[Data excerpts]
--------------------------------------------------

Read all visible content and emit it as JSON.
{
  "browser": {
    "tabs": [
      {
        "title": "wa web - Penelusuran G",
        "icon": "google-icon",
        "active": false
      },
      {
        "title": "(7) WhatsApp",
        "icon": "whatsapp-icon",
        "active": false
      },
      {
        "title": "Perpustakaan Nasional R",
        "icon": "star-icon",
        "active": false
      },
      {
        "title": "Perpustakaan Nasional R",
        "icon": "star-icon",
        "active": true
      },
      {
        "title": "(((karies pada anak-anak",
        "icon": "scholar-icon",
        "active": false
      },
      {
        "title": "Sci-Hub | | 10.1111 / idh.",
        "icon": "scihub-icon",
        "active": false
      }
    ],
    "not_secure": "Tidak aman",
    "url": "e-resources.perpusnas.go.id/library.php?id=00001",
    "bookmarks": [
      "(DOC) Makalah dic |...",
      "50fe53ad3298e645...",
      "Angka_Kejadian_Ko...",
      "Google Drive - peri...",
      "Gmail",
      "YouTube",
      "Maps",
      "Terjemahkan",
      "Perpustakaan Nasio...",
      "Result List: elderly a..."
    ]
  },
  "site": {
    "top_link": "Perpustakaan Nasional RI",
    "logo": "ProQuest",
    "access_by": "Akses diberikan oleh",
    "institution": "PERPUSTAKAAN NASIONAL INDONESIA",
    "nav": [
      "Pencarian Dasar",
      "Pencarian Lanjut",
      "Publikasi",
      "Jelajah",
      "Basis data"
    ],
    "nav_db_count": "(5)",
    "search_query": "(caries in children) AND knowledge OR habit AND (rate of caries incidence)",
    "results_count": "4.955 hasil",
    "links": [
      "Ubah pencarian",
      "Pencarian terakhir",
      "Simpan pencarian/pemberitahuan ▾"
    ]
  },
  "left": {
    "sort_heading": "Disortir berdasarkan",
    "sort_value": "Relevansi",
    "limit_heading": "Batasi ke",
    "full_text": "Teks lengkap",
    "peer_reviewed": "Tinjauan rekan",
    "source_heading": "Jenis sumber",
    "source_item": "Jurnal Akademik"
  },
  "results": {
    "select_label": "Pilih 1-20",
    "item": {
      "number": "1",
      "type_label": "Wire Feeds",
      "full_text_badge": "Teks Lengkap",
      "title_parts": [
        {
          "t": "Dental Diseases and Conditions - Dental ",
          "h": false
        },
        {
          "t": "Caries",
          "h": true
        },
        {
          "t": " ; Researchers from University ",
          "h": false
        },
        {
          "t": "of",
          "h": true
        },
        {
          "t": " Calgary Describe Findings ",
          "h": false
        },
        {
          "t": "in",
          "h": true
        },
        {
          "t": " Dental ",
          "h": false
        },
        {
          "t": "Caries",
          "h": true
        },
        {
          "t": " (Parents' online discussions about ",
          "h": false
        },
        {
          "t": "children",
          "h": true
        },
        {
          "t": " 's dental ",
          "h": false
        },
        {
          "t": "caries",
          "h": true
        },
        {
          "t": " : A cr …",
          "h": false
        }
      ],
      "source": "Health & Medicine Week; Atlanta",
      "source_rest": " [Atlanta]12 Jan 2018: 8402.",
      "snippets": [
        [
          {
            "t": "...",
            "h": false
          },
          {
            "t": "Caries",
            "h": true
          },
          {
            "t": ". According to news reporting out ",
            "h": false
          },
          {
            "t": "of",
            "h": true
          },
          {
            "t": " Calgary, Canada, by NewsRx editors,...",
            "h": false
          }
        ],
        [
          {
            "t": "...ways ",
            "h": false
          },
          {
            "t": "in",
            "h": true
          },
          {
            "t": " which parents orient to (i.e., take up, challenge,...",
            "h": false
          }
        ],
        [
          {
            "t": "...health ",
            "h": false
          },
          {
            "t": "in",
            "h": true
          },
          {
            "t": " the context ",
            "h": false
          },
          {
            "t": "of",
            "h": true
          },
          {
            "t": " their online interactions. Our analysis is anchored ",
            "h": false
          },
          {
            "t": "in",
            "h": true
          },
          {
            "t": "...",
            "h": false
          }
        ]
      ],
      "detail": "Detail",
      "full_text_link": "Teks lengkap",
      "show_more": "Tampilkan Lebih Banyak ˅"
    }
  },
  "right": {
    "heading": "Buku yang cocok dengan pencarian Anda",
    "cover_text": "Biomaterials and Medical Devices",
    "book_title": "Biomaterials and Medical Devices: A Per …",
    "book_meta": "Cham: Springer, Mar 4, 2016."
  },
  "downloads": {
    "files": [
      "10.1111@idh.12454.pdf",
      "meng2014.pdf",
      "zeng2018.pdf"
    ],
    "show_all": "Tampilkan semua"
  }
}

--------------------------------------------------

--- WHAT IS REQUIRED ---
Write out every line from the records above, word for word.

--- ANSWER TO THIS EXERCISE ---
Read all visible content and emit it as JSON.
{
  "browser": {
    "tabs": [
      {
        "title": "wa web - Penelusuran G",
        "icon": "google-icon",
        "active": false
      },
      {
        "title": "(7) WhatsApp",
        "icon": "whatsapp-icon",
        "active": false
      },
      {
        "title": "Perpustakaan Nasional R",
        "icon": "star-icon",
        "active": false
      },
      {
        "title": "Perpustakaan Nasional R",
        "icon": "star-icon",
        "active": true
      },
      {
        "title": "(((karies pada anak-anak",
        "icon": "scholar-icon",
        "active": false
      },
      {
        "title": "Sci-Hub | | 10.1111 / idh.",
        "icon": "scihub-icon",
        "active": false
      }
    ],
    "not_secure": "Tidak aman",
    "url": "e-resources.perpusnas.go.id/library.php?id=00001",
    "bookmarks": [
      "(DOC) Makalah dic |...",
      "50fe53ad3298e645...",
      "Angka_Kejadian_Ko...",
      "Google Drive - peri...",
      "Gmail",
      "YouTube",
      "Maps",
      "Terjemahkan",
      "Perpustakaan Nasio...",
      "Result List: elderly a..."
    ]
  },
  "site": {
    "top_link": "Perpustakaan Nasional RI",
    "logo": "ProQuest",
    "access_by": "Akses diberikan oleh",
    "institution": "PERPUSTAKAAN NASIONAL INDONESIA",
    "nav": [
      "Pencarian Dasar",
      "Pencarian Lanjut",
      "Publikasi",
      "Jelajah",
      "Basis data"
    ],
    "nav_db_count": "(5)",
    "search_query": "(caries in children) AND knowledge OR habit AND (rate of caries incidence)",
    "results_count": "4.955 hasil",
    "links": [
      "Ubah pencarian",
      "Pencarian terakhir",
      "Simpan pencarian/pemberitahuan ▾"
    ]
  },
  "left": {
    "sort_heading": "Disortir berdasarkan",
    "sort_value": "Relevansi",
    "limit_heading": "Batasi ke",
    "full_text": "Teks lengkap",
    "peer_reviewed": "Tinjauan rekan",
    "source_heading": "Jenis sumber",
    "source_item": "Jurnal Akademik"
  },
  "results": {
    "select_label": "Pilih 1-20",
    "item": {
      "number": "1",
      "type_label": "Wire Feeds",
      "full_text_badge": "Teks Lengkap",
      "title_parts": [
        {
          "t": "Dental Diseases and Conditions - Dental ",
          "h": false
        },
        {
          "t": "Caries",
          "h": true
        },
        {
          "t": " ; Researchers from University ",
          "h": false
        },
        {
          "t": "of",
          "h": true
        },
        {
          "t": " Calgary Describe Findings ",
          "h": false
        },
        {
          "t": "in",
          "h": true
        },
        {
          "t": " Dental ",
          "h": false
        },
        {
          "t": "Caries",
          "h": true
        },
        {
          "t": " (Parents' online discussions about ",
          "h": false
        },
        {
          "t": "children",
          "h": true
        },
        {
          "t": " 's dental ",
          "h": false
        },
        {
          "t": "caries",
          "h": true
        },
        {
          "t": " : A cr …",
          "h": false
        }
      ],
      "source": "Health & Medicine Week; Atlanta",
      "source_rest": " [Atlanta]12 Jan 2018: 8402.",
      "snippets": [
        [
          {
            "t": "...",
            "h": false
          },
          {
            "t": "Caries",
            "h": true
          },
          {
            "t": ". According to news reporting out ",
            "h": false
          },
          {
            "t": "of",
            "h": true
          },
          {
            "t": " Calgary, Canada, by NewsRx editors,...",
            "h": false
          }
        ],
        [
          {
            "t": "...ways ",
            "h": false
          },
          {
            "t": "in",
            "h": true
          },
          {
            "t": " which parents orient to (i.e., take up, challenge,...",
            "h": false
          }
        ],
        [
          {
            "t": "...health ",
            "h": false
          },
          {
            "t": "in",
            "h": true
          },
          {
            "t": " the context ",
            "h": false
          },
          {
            "t": "of",
            "h": true
          },
          {
            "t": " their online interactions. Our analysis is anchored ",
            "h": false
          },
          {
            "t": "in",
            "h": true
          },
          {
            "t": "...",
            "h": false
          }
        ]
      ],
      "detail": "Detail",
      "full_text_link": "Teks lengkap",
      "show_more": "Tampilkan Lebih Banyak ˅"
    }
  },
  "right": {
    "heading": "Buku yang cocok dengan pencarian Anda",
    "cover_text": "Biomaterials and Medical Devices",
    "book_title": "Biomaterials and Medical Devices: A Per …",
    "book_meta": "Cham: Springer, Mar 4, 2016."
  },
  "downloads": {
    "files": [
      "10.1111@idh.12454.pdf",
      "meng2014.pdf",
      "zeng2018.pdf"
    ],
    "show_all": "Tampilkan semua"
  }
}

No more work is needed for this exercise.